(Extracted data entries)
··········
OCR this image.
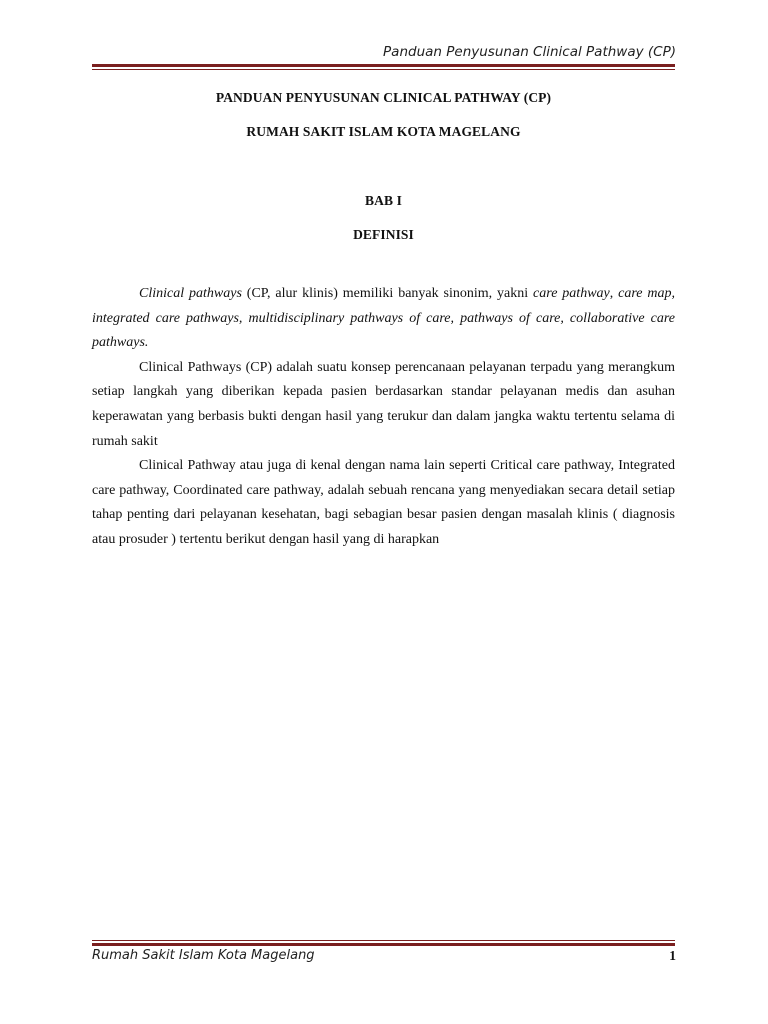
Panduan Penyusunan Clinical Pathway (CP)
PANDUAN PENYUSUNAN CLINICAL PATHWAY (CP)
RUMAH SAKIT ISLAM KOTA MAGELANG
BAB I
DEFINISI

Clinical pathways (CP, alur klinis) memiliki banyak sinonim, yakni care pathway, care map, integrated care pathways, multidisciplinary pathways of care, pathways of care, collaborative care pathways.

Clinical Pathways (CP) adalah suatu konsep perencanaan pelayanan terpadu yang merangkum setiap langkah yang diberikan kepada pasien berdasarkan standar pelayanan medis dan asuhan keperawatan yang berbasis bukti dengan hasil yang terukur dan dalam jangka waktu tertentu selama di rumah sakit

Clinical Pathway atau juga di kenal dengan nama lain seperti Critical care pathway, Integrated care pathway, Coordinated care pathway, adalah sebuah rencana yang menyediakan secara detail setiap tahap penting dari pelayanan kesehatan, bagi sebagian besar pasien dengan masalah klinis ( diagnosis atau prosuder ) tertentu berikut dengan hasil yang di harapkan

Rumah Sakit Islam Kota Magelang	1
··········
Pictures don't belong in the copy. Restate all the entries exactly.

OCR this image.
Panduan Penyusunan Clinical Pathway (CP)
PANDUAN PENYUSUNAN CLINICAL PATHWAY (CP)
RUMAH SAKIT ISLAM KOTA MAGELANG
BAB I
DEFINISI

Clinical pathways (CP, alur klinis) memiliki banyak sinonim, yakni care pathway, care map, integrated care pathways, multidisciplinary pathways of care, pathways of care, collaborative care pathways.

Clinical Pathways (CP) adalah suatu konsep perencanaan pelayanan terpadu yang merangkum setiap langkah yang diberikan kepada pasien berdasarkan standar pelayanan medis dan asuhan keperawatan yang berbasis bukti dengan hasil yang terukur dan dalam jangka waktu tertentu selama di rumah sakit

Clinical Pathway atau juga di kenal dengan nama lain seperti Critical care pathway, Integrated care pathway, Coordinated care pathway, adalah sebuah rencana yang menyediakan secara detail setiap tahap penting dari pelayanan kesehatan, bagi sebagian besar pasien dengan masalah klinis ( diagnosis atau prosuder ) tertentu berikut dengan hasil yang di harapkan

Rumah Sakit Islam Kota Magelang	1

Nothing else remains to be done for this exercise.